>> start SUPPLIED MATERIAL
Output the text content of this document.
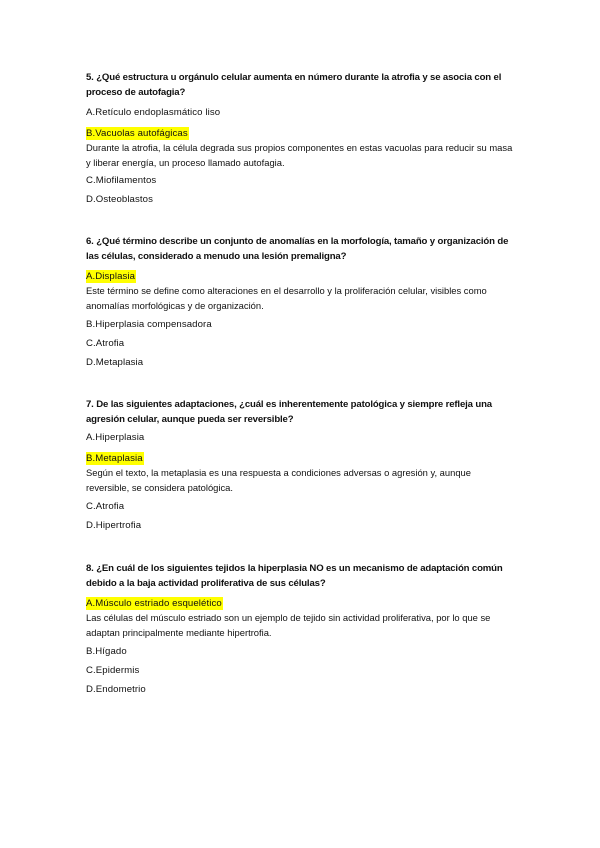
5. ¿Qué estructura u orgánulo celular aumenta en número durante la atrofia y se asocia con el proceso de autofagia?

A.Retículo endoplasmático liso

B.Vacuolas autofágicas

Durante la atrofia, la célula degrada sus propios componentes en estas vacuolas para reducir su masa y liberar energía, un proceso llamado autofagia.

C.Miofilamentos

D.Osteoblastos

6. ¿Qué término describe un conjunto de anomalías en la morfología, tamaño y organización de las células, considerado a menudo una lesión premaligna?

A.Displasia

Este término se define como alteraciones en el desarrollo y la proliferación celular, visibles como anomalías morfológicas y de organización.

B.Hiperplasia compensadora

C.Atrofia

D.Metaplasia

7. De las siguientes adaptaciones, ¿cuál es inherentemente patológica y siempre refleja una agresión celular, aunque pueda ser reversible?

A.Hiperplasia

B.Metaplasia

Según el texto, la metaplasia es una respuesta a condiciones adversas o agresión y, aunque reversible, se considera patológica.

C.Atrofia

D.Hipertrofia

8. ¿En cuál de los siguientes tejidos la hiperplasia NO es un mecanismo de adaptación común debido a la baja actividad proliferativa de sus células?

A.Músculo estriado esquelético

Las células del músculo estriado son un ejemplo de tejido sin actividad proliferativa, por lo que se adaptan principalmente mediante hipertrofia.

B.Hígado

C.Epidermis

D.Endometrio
>> end SUPPLIED MATERIAL
- WRITTEN PROBLEM
Copy the whole listing above word for word but do not carry over the pictures.

- PROBLEM SOLUTION
Output the text content of this document.
5. ¿Qué estructura u orgánulo celular aumenta en número durante la atrofia y se asocia con el proceso de autofagia?

A.Retículo endoplasmático liso

B.Vacuolas autofágicas

Durante la atrofia, la célula degrada sus propios componentes en estas vacuolas para reducir su masa y liberar energía, un proceso llamado autofagia.

C.Miofilamentos

D.Osteoblastos

6. ¿Qué término describe un conjunto de anomalías en la morfología, tamaño y organización de las células, considerado a menudo una lesión premaligna?

A.Displasia

Este término se define como alteraciones en el desarrollo y la proliferación celular, visibles como anomalías morfológicas y de organización.

B.Hiperplasia compensadora

C.Atrofia

D.Metaplasia

7. De las siguientes adaptaciones, ¿cuál es inherentemente patológica y siempre refleja una agresión celular, aunque pueda ser reversible?

A.Hiperplasia

B.Metaplasia

Según el texto, la metaplasia es una respuesta a condiciones adversas o agresión y, aunque reversible, se considera patológica.

C.Atrofia

D.Hipertrofia

8. ¿En cuál de los siguientes tejidos la hiperplasia NO es un mecanismo de adaptación común debido a la baja actividad proliferativa de sus células?

A.Músculo estriado esquelético

Las células del músculo estriado son un ejemplo de tejido sin actividad proliferativa, por lo que se adaptan principalmente mediante hipertrofia.

B.Hígado

C.Epidermis

D.Endometrio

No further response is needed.